Exercise goal
From the records below, return every line containing the word "Editados".

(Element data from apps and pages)

==*==

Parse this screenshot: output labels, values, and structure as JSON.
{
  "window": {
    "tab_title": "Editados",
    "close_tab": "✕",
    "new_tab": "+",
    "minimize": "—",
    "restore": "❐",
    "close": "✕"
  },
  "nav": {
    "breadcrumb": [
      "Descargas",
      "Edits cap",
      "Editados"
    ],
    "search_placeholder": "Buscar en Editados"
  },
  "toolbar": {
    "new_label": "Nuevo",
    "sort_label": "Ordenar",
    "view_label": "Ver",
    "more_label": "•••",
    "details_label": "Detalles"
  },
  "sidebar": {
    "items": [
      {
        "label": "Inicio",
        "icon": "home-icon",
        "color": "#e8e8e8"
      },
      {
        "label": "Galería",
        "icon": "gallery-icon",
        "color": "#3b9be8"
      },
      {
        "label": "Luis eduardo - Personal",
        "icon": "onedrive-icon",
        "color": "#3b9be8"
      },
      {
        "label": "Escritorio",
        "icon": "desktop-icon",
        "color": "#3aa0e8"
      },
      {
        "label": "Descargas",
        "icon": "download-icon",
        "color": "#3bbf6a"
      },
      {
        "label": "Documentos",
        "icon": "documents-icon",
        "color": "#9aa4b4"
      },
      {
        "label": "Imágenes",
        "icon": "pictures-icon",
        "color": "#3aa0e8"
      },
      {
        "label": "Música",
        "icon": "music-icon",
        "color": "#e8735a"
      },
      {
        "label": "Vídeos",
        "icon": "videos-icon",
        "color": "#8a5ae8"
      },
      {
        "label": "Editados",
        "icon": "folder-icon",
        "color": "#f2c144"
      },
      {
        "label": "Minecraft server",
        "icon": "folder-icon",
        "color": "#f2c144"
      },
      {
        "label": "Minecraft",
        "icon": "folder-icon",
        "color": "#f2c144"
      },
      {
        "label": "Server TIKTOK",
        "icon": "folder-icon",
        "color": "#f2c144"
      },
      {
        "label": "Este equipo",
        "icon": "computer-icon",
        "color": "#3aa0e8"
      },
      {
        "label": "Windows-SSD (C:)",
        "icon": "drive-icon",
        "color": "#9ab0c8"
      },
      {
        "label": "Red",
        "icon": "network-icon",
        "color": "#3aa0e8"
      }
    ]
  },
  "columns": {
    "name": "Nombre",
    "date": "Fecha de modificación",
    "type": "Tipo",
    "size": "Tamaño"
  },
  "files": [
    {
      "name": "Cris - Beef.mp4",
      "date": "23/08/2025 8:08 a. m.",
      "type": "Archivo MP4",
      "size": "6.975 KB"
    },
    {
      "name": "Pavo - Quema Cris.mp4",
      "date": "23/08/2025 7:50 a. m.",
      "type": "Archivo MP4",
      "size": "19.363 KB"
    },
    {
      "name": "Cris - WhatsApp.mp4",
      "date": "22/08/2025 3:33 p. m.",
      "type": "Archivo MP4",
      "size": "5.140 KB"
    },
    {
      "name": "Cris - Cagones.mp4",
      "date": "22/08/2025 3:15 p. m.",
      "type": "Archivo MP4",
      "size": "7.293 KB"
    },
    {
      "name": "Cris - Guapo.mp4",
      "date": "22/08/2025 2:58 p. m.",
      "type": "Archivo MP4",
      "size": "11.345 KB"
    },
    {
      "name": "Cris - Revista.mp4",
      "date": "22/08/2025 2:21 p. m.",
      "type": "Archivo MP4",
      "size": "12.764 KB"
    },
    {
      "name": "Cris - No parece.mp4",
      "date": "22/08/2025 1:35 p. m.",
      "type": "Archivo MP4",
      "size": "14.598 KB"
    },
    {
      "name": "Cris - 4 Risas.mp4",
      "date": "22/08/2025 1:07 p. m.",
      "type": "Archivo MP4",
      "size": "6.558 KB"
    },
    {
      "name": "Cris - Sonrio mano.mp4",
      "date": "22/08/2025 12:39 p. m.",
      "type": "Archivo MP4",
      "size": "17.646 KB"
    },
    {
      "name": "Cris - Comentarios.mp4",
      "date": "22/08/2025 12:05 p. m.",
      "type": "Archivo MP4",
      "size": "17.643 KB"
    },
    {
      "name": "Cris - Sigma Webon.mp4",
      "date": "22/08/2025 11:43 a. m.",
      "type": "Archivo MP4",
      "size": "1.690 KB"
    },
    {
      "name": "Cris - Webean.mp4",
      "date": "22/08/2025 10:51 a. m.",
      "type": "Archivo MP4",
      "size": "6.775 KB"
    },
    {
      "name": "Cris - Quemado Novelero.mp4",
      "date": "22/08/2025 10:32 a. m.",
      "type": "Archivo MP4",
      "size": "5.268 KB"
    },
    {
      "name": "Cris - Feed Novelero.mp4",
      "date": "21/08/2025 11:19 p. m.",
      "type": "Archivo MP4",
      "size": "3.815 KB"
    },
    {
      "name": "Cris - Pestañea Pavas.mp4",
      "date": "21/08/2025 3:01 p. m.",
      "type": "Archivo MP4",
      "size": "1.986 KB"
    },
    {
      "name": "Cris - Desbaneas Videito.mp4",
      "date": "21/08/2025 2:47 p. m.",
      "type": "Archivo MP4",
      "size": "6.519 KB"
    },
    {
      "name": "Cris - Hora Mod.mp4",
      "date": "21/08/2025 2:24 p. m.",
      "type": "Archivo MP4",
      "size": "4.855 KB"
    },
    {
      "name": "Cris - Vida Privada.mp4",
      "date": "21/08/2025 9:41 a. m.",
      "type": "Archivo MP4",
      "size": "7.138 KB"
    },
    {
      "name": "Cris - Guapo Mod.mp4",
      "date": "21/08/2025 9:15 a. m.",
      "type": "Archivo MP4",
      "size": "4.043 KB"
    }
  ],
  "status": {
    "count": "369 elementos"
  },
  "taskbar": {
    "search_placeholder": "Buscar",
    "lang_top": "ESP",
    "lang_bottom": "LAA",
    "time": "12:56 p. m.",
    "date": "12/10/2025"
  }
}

==*==

Response area
    "tab_title": "Editados",
      "Editados"
    "search_placeholder": "Buscar en Editados"
        "label": "Editados",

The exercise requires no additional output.